■ **PROBLEM DETAILS**
Copy all the material that follows, keeping every character the same.

• • • • •

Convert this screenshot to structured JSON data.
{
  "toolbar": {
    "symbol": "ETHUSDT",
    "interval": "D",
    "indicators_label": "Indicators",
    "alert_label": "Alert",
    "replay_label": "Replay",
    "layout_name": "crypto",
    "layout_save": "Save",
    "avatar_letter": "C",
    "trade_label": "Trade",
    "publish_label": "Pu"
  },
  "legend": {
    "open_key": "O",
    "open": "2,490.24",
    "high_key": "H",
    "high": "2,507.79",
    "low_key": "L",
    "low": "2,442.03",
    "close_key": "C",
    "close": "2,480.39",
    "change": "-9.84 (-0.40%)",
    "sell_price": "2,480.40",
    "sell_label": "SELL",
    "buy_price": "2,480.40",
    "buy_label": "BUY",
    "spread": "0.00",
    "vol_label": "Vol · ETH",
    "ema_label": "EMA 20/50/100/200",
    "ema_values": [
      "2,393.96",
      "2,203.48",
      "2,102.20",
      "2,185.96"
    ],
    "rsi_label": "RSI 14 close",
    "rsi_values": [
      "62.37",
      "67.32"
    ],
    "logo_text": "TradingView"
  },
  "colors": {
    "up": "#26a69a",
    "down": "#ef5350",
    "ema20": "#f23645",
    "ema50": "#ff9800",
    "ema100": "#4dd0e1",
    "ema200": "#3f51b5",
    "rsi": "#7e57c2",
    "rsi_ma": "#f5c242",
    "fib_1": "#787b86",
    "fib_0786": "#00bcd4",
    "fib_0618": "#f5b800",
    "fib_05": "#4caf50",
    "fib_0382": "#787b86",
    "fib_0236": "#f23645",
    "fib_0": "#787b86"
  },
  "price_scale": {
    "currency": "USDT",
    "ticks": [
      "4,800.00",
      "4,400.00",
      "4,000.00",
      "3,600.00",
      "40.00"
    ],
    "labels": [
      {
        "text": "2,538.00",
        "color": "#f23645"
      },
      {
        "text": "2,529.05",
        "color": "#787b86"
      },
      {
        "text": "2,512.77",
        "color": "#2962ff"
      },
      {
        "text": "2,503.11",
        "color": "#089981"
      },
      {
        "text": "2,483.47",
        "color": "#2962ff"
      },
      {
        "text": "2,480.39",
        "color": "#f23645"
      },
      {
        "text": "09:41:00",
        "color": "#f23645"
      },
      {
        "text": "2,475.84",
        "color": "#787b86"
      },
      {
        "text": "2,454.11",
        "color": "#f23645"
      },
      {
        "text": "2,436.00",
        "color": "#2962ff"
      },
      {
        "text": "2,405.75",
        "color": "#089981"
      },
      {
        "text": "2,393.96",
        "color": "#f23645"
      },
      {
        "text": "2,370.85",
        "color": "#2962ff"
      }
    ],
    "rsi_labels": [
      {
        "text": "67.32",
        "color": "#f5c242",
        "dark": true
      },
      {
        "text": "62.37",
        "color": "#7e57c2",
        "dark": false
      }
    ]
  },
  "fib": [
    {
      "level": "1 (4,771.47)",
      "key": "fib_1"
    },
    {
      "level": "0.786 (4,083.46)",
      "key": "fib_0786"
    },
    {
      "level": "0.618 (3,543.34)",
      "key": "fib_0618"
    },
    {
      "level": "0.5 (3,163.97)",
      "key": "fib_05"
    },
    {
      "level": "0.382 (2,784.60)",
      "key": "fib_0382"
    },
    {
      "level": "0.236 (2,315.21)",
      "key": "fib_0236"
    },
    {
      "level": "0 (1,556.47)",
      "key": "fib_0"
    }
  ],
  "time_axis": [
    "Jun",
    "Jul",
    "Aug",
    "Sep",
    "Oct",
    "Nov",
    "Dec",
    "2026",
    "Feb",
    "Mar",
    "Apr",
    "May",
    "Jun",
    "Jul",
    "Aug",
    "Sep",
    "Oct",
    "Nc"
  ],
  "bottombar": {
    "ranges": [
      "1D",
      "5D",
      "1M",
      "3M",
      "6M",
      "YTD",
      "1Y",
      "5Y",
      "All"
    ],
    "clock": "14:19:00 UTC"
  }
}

• • • • •

■ **ANSWER**
Convert this screenshot to structured JSON data.
{
  "toolbar": {
    "symbol": "ETHUSDT",
    "interval": "D",
    "indicators_label": "Indicators",
    "alert_label": "Alert",
    "replay_label": "Replay",
    "layout_name": "crypto",
    "layout_save": "Save",
    "avatar_letter": "C",
    "trade_label": "Trade",
    "publish_label": "Pu"
  },
  "legend": {
    "open_key": "O",
    "open": "2,490.24",
    "high_key": "H",
    "high": "2,507.79",
    "low_key": "L",
    "low": "2,442.03",
    "close_key": "C",
    "close": "2,480.39",
    "change": "-9.84 (-0.40%)",
    "sell_price": "2,480.40",
    "sell_label": "SELL",
    "buy_price": "2,480.40",
    "buy_label": "BUY",
    "spread": "0.00",
    "vol_label": "Vol · ETH",
    "ema_label": "EMA 20/50/100/200",
    "ema_values": [
      "2,393.96",
      "2,203.48",
      "2,102.20",
      "2,185.96"
    ],
    "rsi_label": "RSI 14 close",
    "rsi_values": [
      "62.37",
      "67.32"
    ],
    "logo_text": "TradingView"
  },
  "colors": {
    "up": "#26a69a",
    "down": "#ef5350",
    "ema20": "#f23645",
    "ema50": "#ff9800",
    "ema100": "#4dd0e1",
    "ema200": "#3f51b5",
    "rsi": "#7e57c2",
    "rsi_ma": "#f5c242",
    "fib_1": "#787b86",
    "fib_0786": "#00bcd4",
    "fib_0618": "#f5b800",
    "fib_05": "#4caf50",
    "fib_0382": "#787b86",
    "fib_0236": "#f23645",
    "fib_0": "#787b86"
  },
  "price_scale": {
    "currency": "USDT",
    "ticks": [
      "4,800.00",
      "4,400.00",
      "4,000.00",
      "3,600.00",
      "40.00"
    ],
    "labels": [
      {
        "text": "2,538.00",
        "color": "#f23645"
      },
      {
        "text": "2,529.05",
        "color": "#787b86"
      },
      {
        "text": "2,512.77",
        "color": "#2962ff"
      },
      {
        "text": "2,503.11",
        "color": "#089981"
      },
      {
        "text": "2,483.47",
        "color": "#2962ff"
      },
      {
        "text": "2,480.39",
        "color": "#f23645"
      },
      {
        "text": "09:41:00",
        "color": "#f23645"
      },
      {
        "text": "2,475.84",
        "color": "#787b86"
      },
      {
        "text": "2,454.11",
        "color": "#f23645"
      },
      {
        "text": "2,436.00",
        "color": "#2962ff"
      },
      {
        "text": "2,405.75",
        "color": "#089981"
      },
      {
        "text": "2,393.96",
        "color": "#f23645"
      },
      {
        "text": "2,370.85",
        "color": "#2962ff"
      }
    ],
    "rsi_labels": [
      {
        "text": "67.32",
        "color": "#f5c242",
        "dark": true
      },
      {
        "text": "62.37",
        "color": "#7e57c2",
        "dark": false
      }
    ]
  },
  "fib": [
    {
      "level": "1 (4,771.47)",
      "key": "fib_1"
    },
    {
      "level": "0.786 (4,083.46)",
      "key": "fib_0786"
    },
    {
      "level": "0.618 (3,543.34)",
      "key": "fib_0618"
    },
    {
      "level": "0.5 (3,163.97)",
      "key": "fib_05"
    },
    {
      "level": "0.382 (2,784.60)",
      "key": "fib_0382"
    },
    {
      "level": "0.236 (2,315.21)",
      "key": "fib_0236"
    },
    {
      "level": "0 (1,556.47)",
      "key": "fib_0"
    }
  ],
  "time_axis": [
    "Jun",
    "Jul",
    "Aug",
    "Sep",
    "Oct",
    "Nov",
    "Dec",
    "2026",
    "Feb",
    "Mar",
    "Apr",
    "May",
    "Jun",
    "Jul",
    "Aug",
    "Sep",
    "Oct",
    "Nc"
  ],
  "bottombar": {
    "ranges": [
      "1D",
      "5D",
      "1M",
      "3M",
      "6M",
      "YTD",
      "1Y",
      "5Y",
      "All"
    ],
    "clock": "14:19:00 UTC"
  }
}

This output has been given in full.